■ **STATED TASK**
Identify the lines holding "category" and copy them.

■ **ROWS**
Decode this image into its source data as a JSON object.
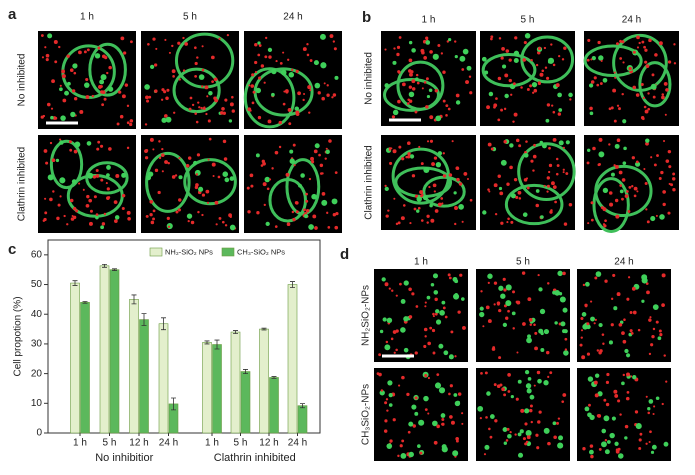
{
  "panels": {
    "a": {
      "label": "a",
      "columns": [
        "1 h",
        "5 h",
        "24 h"
      ],
      "rows": [
        "No inhibited",
        "Clathrin inhibited"
      ]
    },
    "b": {
      "label": "b",
      "columns": [
        "1 h",
        "5 h",
        "24 h"
      ],
      "rows": [
        "No inhibited",
        "Clathrin inhibited"
      ]
    },
    "d": {
      "label": "d",
      "columns": [
        "1 h",
        "5 h",
        "24 h"
      ],
      "rows": [
        "NH₂SiO₂-NPs",
        "CH₃SiO₂-NPs"
      ]
    }
  },
  "chart_data": {
    "type": "bar",
    "panel_label": "c",
    "y_label": "Cell propotion (%)",
    "categories": [
      "1 h",
      "5 h",
      "12 h",
      "24 h",
      "1 h",
      "5 h",
      "12 h",
      "24 h"
    ],
    "group_labels": [
      "No inhibitior",
      "Clathrin inhibited"
    ],
    "series": [
      {
        "name": "NH₂-SiO₂ NPs",
        "color": "#e3efcc",
        "values": [
          50.5,
          56.3,
          45,
          36.8,
          30.5,
          34,
          35,
          50
        ],
        "errors": [
          0.8,
          0.5,
          1.5,
          2,
          0.5,
          0.5,
          0.3,
          1
        ]
      },
      {
        "name": "CH₃-SiO₂ NPs",
        "color": "#5cb85c",
        "values": [
          44,
          55,
          38.2,
          9.8,
          29.8,
          20.7,
          18.7,
          9.2
        ],
        "errors": [
          0.3,
          0.3,
          2,
          2,
          1.5,
          0.7,
          0.3,
          0.7
        ]
      }
    ],
    "ylim": [
      0,
      65
    ],
    "yticks": [
      0,
      10,
      20,
      30,
      40,
      50,
      60
    ]
  }
}
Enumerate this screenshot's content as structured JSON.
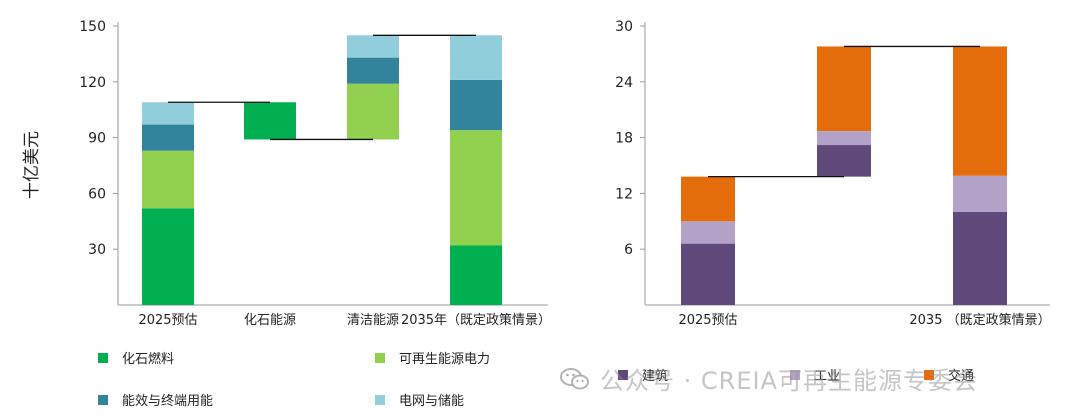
{
  "chart_data": [
    {
      "type": "waterfall",
      "ylabel": "十亿美元",
      "ylim": [
        0,
        150
      ],
      "yticks": [
        30,
        60,
        90,
        120,
        150
      ],
      "categories": [
        "2025预估",
        "化石能源",
        "清洁能源",
        "2035年（既定政策情景）"
      ],
      "series_names": [
        "化石燃料",
        "可再生能源电力",
        "能效与终端用能",
        "电网与储能"
      ],
      "colors": [
        "#00b050",
        "#92d050",
        "#31849b",
        "#92cddc"
      ],
      "bars": [
        {
          "category": "2025预估",
          "segments": [
            {
              "series": "化石燃料",
              "from": 0,
              "to": 52
            },
            {
              "series": "可再生能源电力",
              "from": 52,
              "to": 83
            },
            {
              "series": "能效与终端用能",
              "from": 83,
              "to": 97
            },
            {
              "series": "电网与储能",
              "from": 97,
              "to": 109
            }
          ]
        },
        {
          "category": "化石能源",
          "segments": [
            {
              "series": "化石燃料",
              "from": 89,
              "to": 109
            }
          ]
        },
        {
          "category": "清洁能源",
          "segments": [
            {
              "series": "可再生能源电力",
              "from": 89,
              "to": 119
            },
            {
              "series": "能效与终端用能",
              "from": 119,
              "to": 133
            },
            {
              "series": "电网与储能",
              "from": 133,
              "to": 145
            }
          ]
        },
        {
          "category": "2035年（既定政策情景）",
          "segments": [
            {
              "series": "化石燃料",
              "from": 0,
              "to": 32
            },
            {
              "series": "可再生能源电力",
              "from": 32,
              "to": 94
            },
            {
              "series": "能效与终端用能",
              "from": 94,
              "to": 121
            },
            {
              "series": "电网与储能",
              "from": 121,
              "to": 145
            }
          ]
        }
      ],
      "connectors": [
        {
          "from_bar": 0,
          "to_bar": 1,
          "y": 109
        },
        {
          "from_bar": 1,
          "to_bar": 2,
          "y": 89
        },
        {
          "from_bar": 2,
          "to_bar": 3,
          "y": 145
        }
      ],
      "grid": false
    },
    {
      "type": "waterfall",
      "ylim": [
        0,
        30
      ],
      "yticks": [
        6,
        12,
        18,
        24,
        30
      ],
      "categories": [
        "2025预估",
        "",
        "2035 （既定政策情景）"
      ],
      "series_names": [
        "建筑",
        "工业",
        "交通"
      ],
      "colors": [
        "#604a7b",
        "#b3a2c7",
        "#e46c0a"
      ],
      "bars": [
        {
          "category": "2025预估",
          "segments": [
            {
              "series": "建筑",
              "from": 0,
              "to": 6.6
            },
            {
              "series": "工业",
              "from": 6.6,
              "to": 9
            },
            {
              "series": "交通",
              "from": 9,
              "to": 13.8
            }
          ]
        },
        {
          "category": "",
          "segments": [
            {
              "series": "建筑",
              "from": 13.8,
              "to": 17.2
            },
            {
              "series": "工业",
              "from": 17.2,
              "to": 18.7
            },
            {
              "series": "交通",
              "from": 18.7,
              "to": 27.8
            }
          ]
        },
        {
          "category": "2035 （既定政策情景）",
          "segments": [
            {
              "series": "建筑",
              "from": 0,
              "to": 10
            },
            {
              "series": "工业",
              "from": 10,
              "to": 13.9
            },
            {
              "series": "交通",
              "from": 13.9,
              "to": 27.8
            }
          ]
        }
      ],
      "connectors": [
        {
          "from_bar": 0,
          "to_bar": 1,
          "y": 13.8
        },
        {
          "from_bar": 1,
          "to_bar": 2,
          "y": 27.8
        }
      ],
      "grid": false
    }
  ],
  "legend_left": [
    {
      "label": "化石燃料",
      "color": "#00b050"
    },
    {
      "label": "可再生能源电力",
      "color": "#92d050"
    },
    {
      "label": "能效与终端用能",
      "color": "#31849b"
    },
    {
      "label": "电网与储能",
      "color": "#92cddc"
    }
  ],
  "legend_right": [
    {
      "label": "建筑",
      "color": "#604a7b"
    },
    {
      "label": "工业",
      "color": "#b3a2c7"
    },
    {
      "label": "交通",
      "color": "#e46c0a"
    }
  ],
  "watermark": {
    "text": "公众号 · CREIA可再生能源专委会",
    "icon": "wechat-icon"
  }
}
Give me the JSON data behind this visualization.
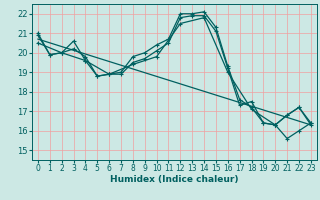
{
  "xlabel": "Humidex (Indice chaleur)",
  "background_color": "#cce8e4",
  "grid_color": "#f0a0a0",
  "line_color": "#006060",
  "xlim": [
    -0.5,
    23.5
  ],
  "ylim": [
    14.5,
    22.5
  ],
  "xticks": [
    0,
    1,
    2,
    3,
    4,
    5,
    6,
    7,
    8,
    9,
    10,
    11,
    12,
    13,
    14,
    15,
    16,
    17,
    18,
    19,
    20,
    21,
    22,
    23
  ],
  "yticks": [
    15,
    16,
    17,
    18,
    19,
    20,
    21,
    22
  ],
  "lines": [
    {
      "x": [
        0,
        1,
        2,
        3,
        4,
        5,
        6,
        7,
        8,
        9,
        10,
        11,
        12,
        13,
        14,
        15,
        16,
        17,
        18,
        19,
        20,
        21,
        22,
        23
      ],
      "y": [
        21.0,
        19.9,
        20.0,
        20.6,
        19.6,
        18.8,
        18.9,
        19.0,
        19.8,
        20.0,
        20.4,
        20.7,
        22.0,
        22.0,
        22.1,
        21.3,
        19.3,
        17.6,
        17.2,
        16.4,
        16.3,
        15.6,
        16.0,
        16.4
      ],
      "has_markers": true
    },
    {
      "x": [
        0,
        1,
        2,
        3,
        4,
        5,
        6,
        7,
        8,
        9,
        10,
        11,
        12,
        13,
        14,
        15,
        16,
        17,
        18,
        19,
        20,
        21,
        22,
        23
      ],
      "y": [
        20.9,
        19.9,
        20.0,
        20.2,
        19.8,
        18.8,
        18.9,
        18.9,
        19.5,
        19.7,
        20.1,
        20.5,
        21.8,
        21.9,
        21.9,
        21.1,
        19.2,
        17.3,
        17.5,
        16.4,
        16.3,
        16.8,
        17.2,
        16.4
      ],
      "has_markers": true
    },
    {
      "x": [
        0,
        23
      ],
      "y": [
        20.7,
        16.3
      ],
      "has_markers": false
    },
    {
      "x": [
        0,
        2,
        4,
        6,
        8,
        10,
        12,
        14,
        16,
        18,
        20,
        21,
        22,
        23
      ],
      "y": [
        20.5,
        20.0,
        19.6,
        18.9,
        19.4,
        19.8,
        21.5,
        21.8,
        19.0,
        17.1,
        16.3,
        16.8,
        17.2,
        16.3
      ],
      "has_markers": true
    }
  ],
  "markersize": 3,
  "linewidth": 0.9
}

■ **TASK RESPONSE**
          "category": "2025预估",
          "category": "化石能源",
          "category": "清洁能源",
          "category": "2035年（既定政策情景）",
          "category": "2025预估",
          "category": "",
          "category": "2035 （既定政策情景）",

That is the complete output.